- Work to do
Return all the entries exactly, keeping pictures out.

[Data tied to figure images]
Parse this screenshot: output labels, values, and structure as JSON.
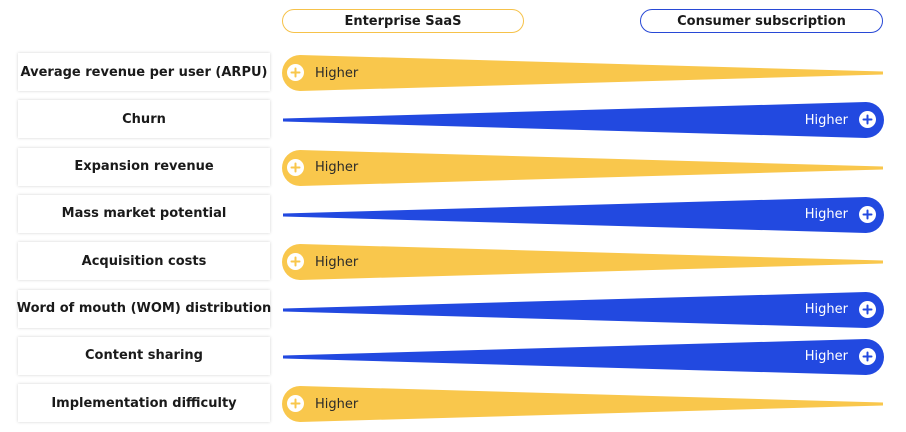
{
  "header": {
    "left_label": "Enterprise SaaS",
    "right_label": "Consumer subscription"
  },
  "colors": {
    "enterprise": "#f9c74c",
    "consumer": "#2249e0"
  },
  "rows": [
    {
      "label": "Average revenue per user (ARPU)",
      "side": "enterprise",
      "value_label": "Higher"
    },
    {
      "label": "Churn",
      "side": "consumer",
      "value_label": "Higher"
    },
    {
      "label": "Expansion revenue",
      "side": "enterprise",
      "value_label": "Higher"
    },
    {
      "label": "Mass market potential",
      "side": "consumer",
      "value_label": "Higher"
    },
    {
      "label": "Acquisition costs",
      "side": "enterprise",
      "value_label": "Higher"
    },
    {
      "label": "Word of mouth (WOM) distribution",
      "side": "consumer",
      "value_label": "Higher"
    },
    {
      "label": "Content sharing",
      "side": "consumer",
      "value_label": "Higher"
    },
    {
      "label": "Implementation difficulty",
      "side": "enterprise",
      "value_label": "Higher"
    }
  ]
}
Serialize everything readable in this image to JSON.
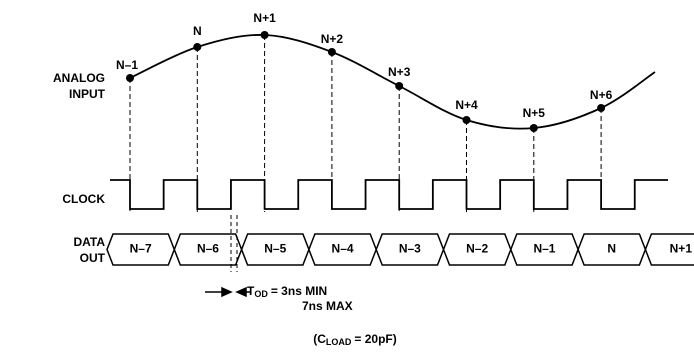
{
  "labels": {
    "analog_input": [
      "ANALOG",
      "INPUT"
    ],
    "clock": "CLOCK",
    "data_out": [
      "DATA",
      "OUT"
    ]
  },
  "samples": [
    "N–1",
    "N",
    "N+1",
    "N+2",
    "N+3",
    "N+4",
    "N+5",
    "N+6"
  ],
  "data_cells": [
    "N–7",
    "N–6",
    "N–5",
    "N–4",
    "N–3",
    "N–2",
    "N–1",
    "N",
    "N+1"
  ],
  "timing": {
    "symbol": "T",
    "subscript": "OD",
    "min": "= 3ns MIN",
    "max": "7ns MAX"
  },
  "load": {
    "prefix": "(C",
    "subscript": "LOAD",
    "suffix": "= 20pF)"
  }
}
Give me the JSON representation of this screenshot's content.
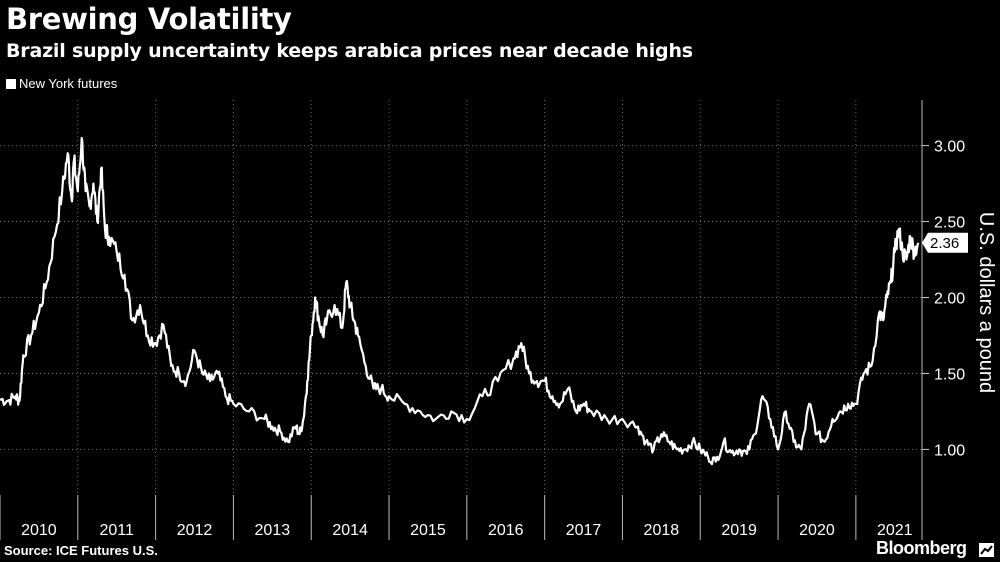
{
  "header": {
    "title": "Brewing Volatility",
    "subtitle": "Brazil supply uncertainty keeps arabica prices near decade highs"
  },
  "footer": {
    "source": "Source: ICE Futures U.S.",
    "brand": "Bloomberg"
  },
  "colors": {
    "background": "#000000",
    "line": "#ffffff",
    "grid": "#6a6a6a"
  },
  "chart_data": {
    "type": "line",
    "title": "Brewing Volatility",
    "subtitle": "Brazil supply uncertainty keeps arabica prices near decade highs",
    "xlabel": "",
    "ylabel": "U.S. dollars a pound",
    "legend": [
      "New York futures"
    ],
    "legend_position": "top-left",
    "grid": true,
    "xlim": [
      2010.0,
      2021.85
    ],
    "ylim": [
      0.7,
      3.3
    ],
    "yticks": [
      1.0,
      1.5,
      2.0,
      2.5,
      3.0
    ],
    "ytick_labels": [
      "1.00",
      "1.50",
      "2.00",
      "2.50",
      "3.00"
    ],
    "xtick_labels": [
      "2010",
      "2011",
      "2012",
      "2013",
      "2014",
      "2015",
      "2016",
      "2017",
      "2018",
      "2019",
      "2020",
      "2021"
    ],
    "last_value_label": "2.36",
    "series": [
      {
        "name": "New York futures",
        "x": [
          2010.0,
          2010.1,
          2010.2,
          2010.25,
          2010.3,
          2010.4,
          2010.5,
          2010.6,
          2010.7,
          2010.8,
          2010.87,
          2010.92,
          2010.95,
          2011.0,
          2011.05,
          2011.1,
          2011.15,
          2011.2,
          2011.25,
          2011.3,
          2011.35,
          2011.4,
          2011.5,
          2011.6,
          2011.7,
          2011.8,
          2011.9,
          2012.0,
          2012.1,
          2012.2,
          2012.3,
          2012.4,
          2012.5,
          2012.6,
          2012.7,
          2012.8,
          2012.9,
          2013.0,
          2013.2,
          2013.4,
          2013.5,
          2013.6,
          2013.7,
          2013.8,
          2013.85,
          2013.9,
          2013.95,
          2014.0,
          2014.05,
          2014.1,
          2014.15,
          2014.2,
          2014.3,
          2014.4,
          2014.45,
          2014.5,
          2014.55,
          2014.6,
          2014.7,
          2014.8,
          2014.9,
          2015.0,
          2015.2,
          2015.4,
          2015.6,
          2015.8,
          2016.0,
          2016.2,
          2016.4,
          2016.6,
          2016.7,
          2016.8,
          2016.9,
          2017.0,
          2017.1,
          2017.2,
          2017.3,
          2017.4,
          2017.5,
          2017.6,
          2017.8,
          2018.0,
          2018.2,
          2018.3,
          2018.4,
          2018.5,
          2018.6,
          2018.7,
          2018.8,
          2018.9,
          2019.0,
          2019.1,
          2019.2,
          2019.3,
          2019.4,
          2019.5,
          2019.6,
          2019.7,
          2019.8,
          2019.9,
          2020.0,
          2020.1,
          2020.2,
          2020.3,
          2020.4,
          2020.5,
          2020.6,
          2020.7,
          2020.8,
          2020.9,
          2021.0,
          2021.1,
          2021.2,
          2021.3,
          2021.35,
          2021.4,
          2021.45,
          2021.5,
          2021.55,
          2021.6,
          2021.65,
          2021.7,
          2021.75,
          2021.8
        ],
        "values": [
          1.33,
          1.32,
          1.35,
          1.32,
          1.62,
          1.75,
          1.9,
          2.1,
          2.4,
          2.7,
          2.95,
          2.65,
          2.9,
          2.7,
          3.05,
          2.7,
          2.6,
          2.75,
          2.5,
          2.85,
          2.45,
          2.4,
          2.3,
          2.15,
          1.85,
          1.95,
          1.75,
          1.7,
          1.82,
          1.55,
          1.5,
          1.45,
          1.65,
          1.5,
          1.45,
          1.5,
          1.35,
          1.3,
          1.25,
          1.2,
          1.15,
          1.12,
          1.05,
          1.15,
          1.1,
          1.2,
          1.45,
          1.75,
          2.0,
          1.85,
          1.75,
          1.85,
          1.95,
          1.8,
          2.1,
          1.95,
          1.85,
          1.75,
          1.55,
          1.4,
          1.4,
          1.35,
          1.3,
          1.25,
          1.2,
          1.25,
          1.2,
          1.35,
          1.45,
          1.6,
          1.7,
          1.5,
          1.45,
          1.45,
          1.35,
          1.3,
          1.4,
          1.25,
          1.3,
          1.25,
          1.2,
          1.2,
          1.15,
          1.05,
          1.0,
          1.1,
          1.05,
          1.0,
          1.0,
          1.05,
          1.0,
          0.95,
          0.92,
          1.05,
          0.98,
          1.0,
          0.97,
          1.1,
          1.35,
          1.2,
          1.0,
          1.25,
          1.05,
          1.0,
          1.3,
          1.1,
          1.05,
          1.2,
          1.25,
          1.3,
          1.3,
          1.5,
          1.55,
          1.9,
          1.85,
          2.0,
          2.1,
          2.3,
          2.45,
          2.3,
          2.25,
          2.4,
          2.3,
          2.36
        ]
      }
    ]
  }
}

- Solution for this exercise
Parse this screenshot: output labels, values, and structure as JSON.
{
  "header": {
    "left_label": "Enterprise SaaS",
    "right_label": "Consumer subscription"
  },
  "colors": {
    "enterprise": "#f9c74c",
    "consumer": "#2249e0"
  },
  "rows": [
    {
      "label": "Average revenue per user (ARPU)",
      "side": "enterprise",
      "value_label": "Higher"
    },
    {
      "label": "Churn",
      "side": "consumer",
      "value_label": "Higher"
    },
    {
      "label": "Expansion revenue",
      "side": "enterprise",
      "value_label": "Higher"
    },
    {
      "label": "Mass market potential",
      "side": "consumer",
      "value_label": "Higher"
    },
    {
      "label": "Acquisition costs",
      "side": "enterprise",
      "value_label": "Higher"
    },
    {
      "label": "Word of mouth (WOM) distribution",
      "side": "consumer",
      "value_label": "Higher"
    },
    {
      "label": "Content sharing",
      "side": "consumer",
      "value_label": "Higher"
    },
    {
      "label": "Implementation difficulty",
      "side": "enterprise",
      "value_label": "Higher"
    }
  ]
}
Serialize everything readable in this image to JSON.
{
  "labels": {
    "analog_input": [
      "ANALOG",
      "INPUT"
    ],
    "clock": "CLOCK",
    "data_out": [
      "DATA",
      "OUT"
    ]
  },
  "samples": [
    "N–1",
    "N",
    "N+1",
    "N+2",
    "N+3",
    "N+4",
    "N+5",
    "N+6"
  ],
  "data_cells": [
    "N–7",
    "N–6",
    "N–5",
    "N–4",
    "N–3",
    "N–2",
    "N–1",
    "N",
    "N+1"
  ],
  "timing": {
    "symbol": "T",
    "subscript": "OD",
    "min": "= 3ns MIN",
    "max": "7ns MAX"
  },
  "load": {
    "prefix": "(C",
    "subscript": "LOAD",
    "suffix": "= 20pF)"
  }
}
Give me the JSON representation of this screenshot's content.
{
  "header": {
    "title": "Brewing Volatility",
    "subtitle": "Brazil supply uncertainty keeps arabica prices near decade highs"
  },
  "footer": {
    "source": "Source: ICE Futures U.S.",
    "brand": "Bloomberg"
  },
  "colors": {
    "background": "#000000",
    "line": "#ffffff",
    "grid": "#6a6a6a"
  },
  "chart_data": {
    "type": "line",
    "title": "Brewing Volatility",
    "subtitle": "Brazil supply uncertainty keeps arabica prices near decade highs",
    "xlabel": "",
    "ylabel": "U.S. dollars a pound",
    "legend": [
      "New York futures"
    ],
    "legend_position": "top-left",
    "grid": true,
    "xlim": [
      2010.0,
      2021.85
    ],
    "ylim": [
      0.7,
      3.3
    ],
    "yticks": [
      1.0,
      1.5,
      2.0,
      2.5,
      3.0
    ],
    "ytick_labels": [
      "1.00",
      "1.50",
      "2.00",
      "2.50",
      "3.00"
    ],
    "xtick_labels": [
      "2010",
      "2011",
      "2012",
      "2013",
      "2014",
      "2015",
      "2016",
      "2017",
      "2018",
      "2019",
      "2020",
      "2021"
    ],
    "last_value_label": "2.36",
    "series": [
      {
        "name": "New York futures",
        "x": [
          2010.0,
          2010.1,
          2010.2,
          2010.25,
          2010.3,
          2010.4,
          2010.5,
          2010.6,
          2010.7,
          2010.8,
          2010.87,
          2010.92,
          2010.95,
          2011.0,
          2011.05,
          2011.1,
          2011.15,
          2011.2,
          2011.25,
          2011.3,
          2011.35,
          2011.4,
          2011.5,
          2011.6,
          2011.7,
          2011.8,
          2011.9,
          2012.0,
          2012.1,
          2012.2,
          2012.3,
          2012.4,
          2012.5,
          2012.6,
          2012.7,
          2012.8,
          2012.9,
          2013.0,
          2013.2,
          2013.4,
          2013.5,
          2013.6,
          2013.7,
          2013.8,
          2013.85,
          2013.9,
          2013.95,
          2014.0,
          2014.05,
          2014.1,
          2014.15,
          2014.2,
          2014.3,
          2014.4,
          2014.45,
          2014.5,
          2014.55,
          2014.6,
          2014.7,
          2014.8,
          2014.9,
          2015.0,
          2015.2,
          2015.4,
          2015.6,
          2015.8,
          2016.0,
          2016.2,
          2016.4,
          2016.6,
          2016.7,
          2016.8,
          2016.9,
          2017.0,
          2017.1,
          2017.2,
          2017.3,
          2017.4,
          2017.5,
          2017.6,
          2017.8,
          2018.0,
          2018.2,
          2018.3,
          2018.4,
          2018.5,
          2018.6,
          2018.7,
          2018.8,
          2018.9,
          2019.0,
          2019.1,
          2019.2,
          2019.3,
          2019.4,
          2019.5,
          2019.6,
          2019.7,
          2019.8,
          2019.9,
          2020.0,
          2020.1,
          2020.2,
          2020.3,
          2020.4,
          2020.5,
          2020.6,
          2020.7,
          2020.8,
          2020.9,
          2021.0,
          2021.1,
          2021.2,
          2021.3,
          2021.35,
          2021.4,
          2021.45,
          2021.5,
          2021.55,
          2021.6,
          2021.65,
          2021.7,
          2021.75,
          2021.8
        ],
        "values": [
          1.33,
          1.32,
          1.35,
          1.32,
          1.62,
          1.75,
          1.9,
          2.1,
          2.4,
          2.7,
          2.95,
          2.65,
          2.9,
          2.7,
          3.05,
          2.7,
          2.6,
          2.75,
          2.5,
          2.85,
          2.45,
          2.4,
          2.3,
          2.15,
          1.85,
          1.95,
          1.75,
          1.7,
          1.82,
          1.55,
          1.5,
          1.45,
          1.65,
          1.5,
          1.45,
          1.5,
          1.35,
          1.3,
          1.25,
          1.2,
          1.15,
          1.12,
          1.05,
          1.15,
          1.1,
          1.2,
          1.45,
          1.75,
          2.0,
          1.85,
          1.75,
          1.85,
          1.95,
          1.8,
          2.1,
          1.95,
          1.85,
          1.75,
          1.55,
          1.4,
          1.4,
          1.35,
          1.3,
          1.25,
          1.2,
          1.25,
          1.2,
          1.35,
          1.45,
          1.6,
          1.7,
          1.5,
          1.45,
          1.45,
          1.35,
          1.3,
          1.4,
          1.25,
          1.3,
          1.25,
          1.2,
          1.2,
          1.15,
          1.05,
          1.0,
          1.1,
          1.05,
          1.0,
          1.0,
          1.05,
          1.0,
          0.95,
          0.92,
          1.05,
          0.98,
          1.0,
          0.97,
          1.1,
          1.35,
          1.2,
          1.0,
          1.25,
          1.05,
          1.0,
          1.3,
          1.1,
          1.05,
          1.2,
          1.25,
          1.3,
          1.3,
          1.5,
          1.55,
          1.9,
          1.85,
          2.0,
          2.1,
          2.3,
          2.45,
          2.3,
          2.25,
          2.4,
          2.3,
          2.36
        ]
      }
    ]
  }
}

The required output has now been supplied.